_OBJECTIVE_. Go through the entries below and retype them exactly, omitting each picture.

═════ PROVIDED RECORDS ═════

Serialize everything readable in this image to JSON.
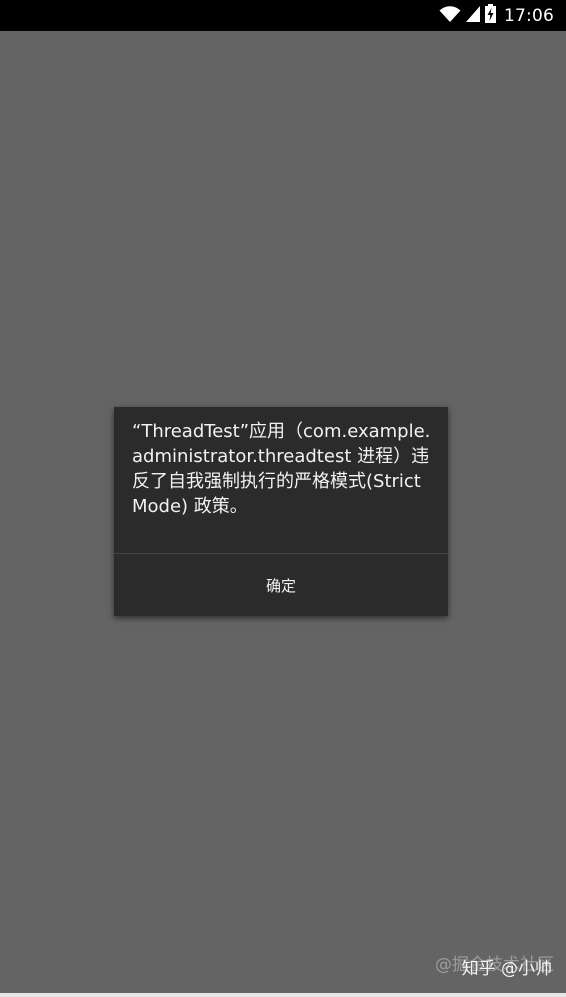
{
  "status_bar": {
    "time": "17:06",
    "icons": [
      "wifi-icon",
      "signal-icon",
      "battery-charging-icon"
    ]
  },
  "dialog": {
    "message": "“ThreadTest”应用（com.example.administrator.threadtest 进程）违反了自我强制执行的严格模式(StrictMode) 政策。",
    "ok_button": "确定"
  },
  "watermark": {
    "juejin": "@掘金技术社区",
    "zhihu": "知乎 @小帅"
  },
  "colors": {
    "background": "#646464",
    "dialog": "#2b2b2b",
    "status_bar": "#000000"
  }
}
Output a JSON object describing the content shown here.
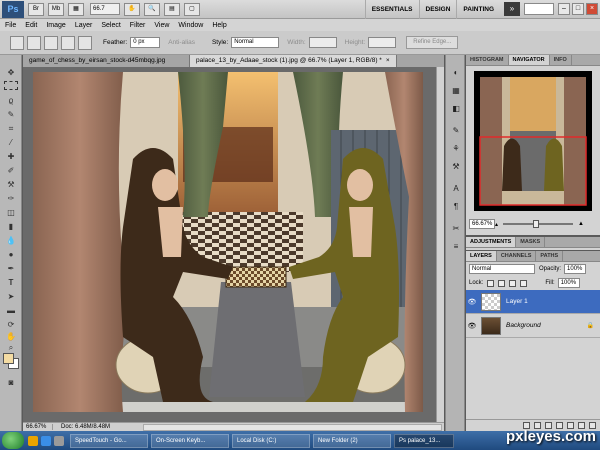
{
  "app": {
    "logo": "Ps",
    "zoom": "66.7",
    "workspaces": [
      "ESSENTIALS",
      "DESIGN",
      "PAINTING"
    ],
    "more": "»"
  },
  "menu": [
    "File",
    "Edit",
    "Image",
    "Layer",
    "Select",
    "Filter",
    "View",
    "Window",
    "Help"
  ],
  "options": {
    "feather_label": "Feather:",
    "feather_value": "0 px",
    "antialias_label": "Anti-alias",
    "style_label": "Style:",
    "style_value": "Normal",
    "width_label": "Width:",
    "height_label": "Height:",
    "refine_edge": "Refine Edge..."
  },
  "tabs": [
    {
      "label": "game_of_chess_by_eirsan_stock-d45mbqg.jpg"
    },
    {
      "label": "palace_13_by_Adaae_stock (1).jpg @ 66.7% (Layer 1, RGB/8) *"
    }
  ],
  "status": {
    "zoom": "66.67%",
    "doc": "Doc: 6.48M/8.48M"
  },
  "navigator": {
    "tabs": [
      "HISTOGRAM",
      "NAVIGATOR",
      "INFO"
    ],
    "zoom": "66.67%"
  },
  "adjustments": {
    "tabs": [
      "ADJUSTMENTS",
      "MASKS"
    ]
  },
  "layers": {
    "tabs": [
      "LAYERS",
      "CHANNELS",
      "PATHS"
    ],
    "blend": "Normal",
    "opacity_label": "Opacity:",
    "opacity": "100%",
    "lock_label": "Lock:",
    "fill_label": "Fill:",
    "fill": "100%",
    "items": [
      {
        "name": "Layer 1",
        "selected": true
      },
      {
        "name": "Background",
        "selected": false
      }
    ]
  },
  "taskbar": {
    "items": [
      "SpeedTouch - Go...",
      "On-Screen Keyb...",
      "Local Disk (C:)",
      "New Folder (2)",
      "Ps palace_13..."
    ]
  },
  "watermark": "pxleyes.com"
}
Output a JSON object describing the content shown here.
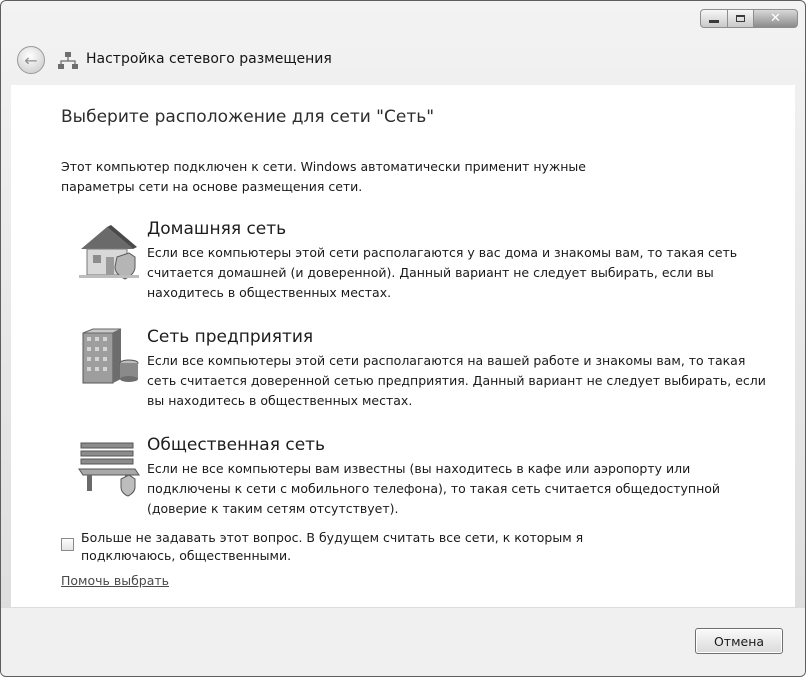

═════

_FINAL RESULT_.
Serialize everything readable in this image to JSON.
{
  "status_bar": {
    "time": "17:06",
    "icons": [
      "wifi-icon",
      "signal-icon",
      "battery-charging-icon"
    ]
  },
  "dialog": {
    "message": "“ThreadTest”应用（com.example.administrator.threadtest 进程）违反了自我强制执行的严格模式(StrictMode) 政策。",
    "ok_button": "确定"
  },
  "watermark": {
    "juejin": "@掘金技术社区",
    "zhihu": "知乎 @小帅"
  },
  "colors": {
    "background": "#646464",
    "dialog": "#2b2b2b",
    "status_bar": "#000000"
  }
}
Output a JSON object describing the content shown here.
{
  "app": {
    "logo": "Ps",
    "zoom": "66.7",
    "workspaces": [
      "ESSENTIALS",
      "DESIGN",
      "PAINTING"
    ],
    "more": "»"
  },
  "menu": [
    "File",
    "Edit",
    "Image",
    "Layer",
    "Select",
    "Filter",
    "View",
    "Window",
    "Help"
  ],
  "options": {
    "feather_label": "Feather:",
    "feather_value": "0 px",
    "antialias_label": "Anti-alias",
    "style_label": "Style:",
    "style_value": "Normal",
    "width_label": "Width:",
    "height_label": "Height:",
    "refine_edge": "Refine Edge..."
  },
  "tabs": [
    {
      "label": "game_of_chess_by_eirsan_stock-d45mbqg.jpg"
    },
    {
      "label": "palace_13_by_Adaae_stock (1).jpg @ 66.7% (Layer 1, RGB/8) *"
    }
  ],
  "status": {
    "zoom": "66.67%",
    "doc": "Doc: 6.48M/8.48M"
  },
  "navigator": {
    "tabs": [
      "HISTOGRAM",
      "NAVIGATOR",
      "INFO"
    ],
    "zoom": "66.67%"
  },
  "adjustments": {
    "tabs": [
      "ADJUSTMENTS",
      "MASKS"
    ]
  },
  "layers": {
    "tabs": [
      "LAYERS",
      "CHANNELS",
      "PATHS"
    ],
    "blend": "Normal",
    "opacity_label": "Opacity:",
    "opacity": "100%",
    "lock_label": "Lock:",
    "fill_label": "Fill:",
    "fill": "100%",
    "items": [
      {
        "name": "Layer 1",
        "selected": true
      },
      {
        "name": "Background",
        "selected": false
      }
    ]
  },
  "taskbar": {
    "items": [
      "SpeedTouch - Go...",
      "On-Screen Keyb...",
      "Local Disk (C:)",
      "New Folder (2)",
      "Ps palace_13..."
    ]
  },
  "watermark": "pxleyes.com"
}
Output a JSON object describing the content shown here.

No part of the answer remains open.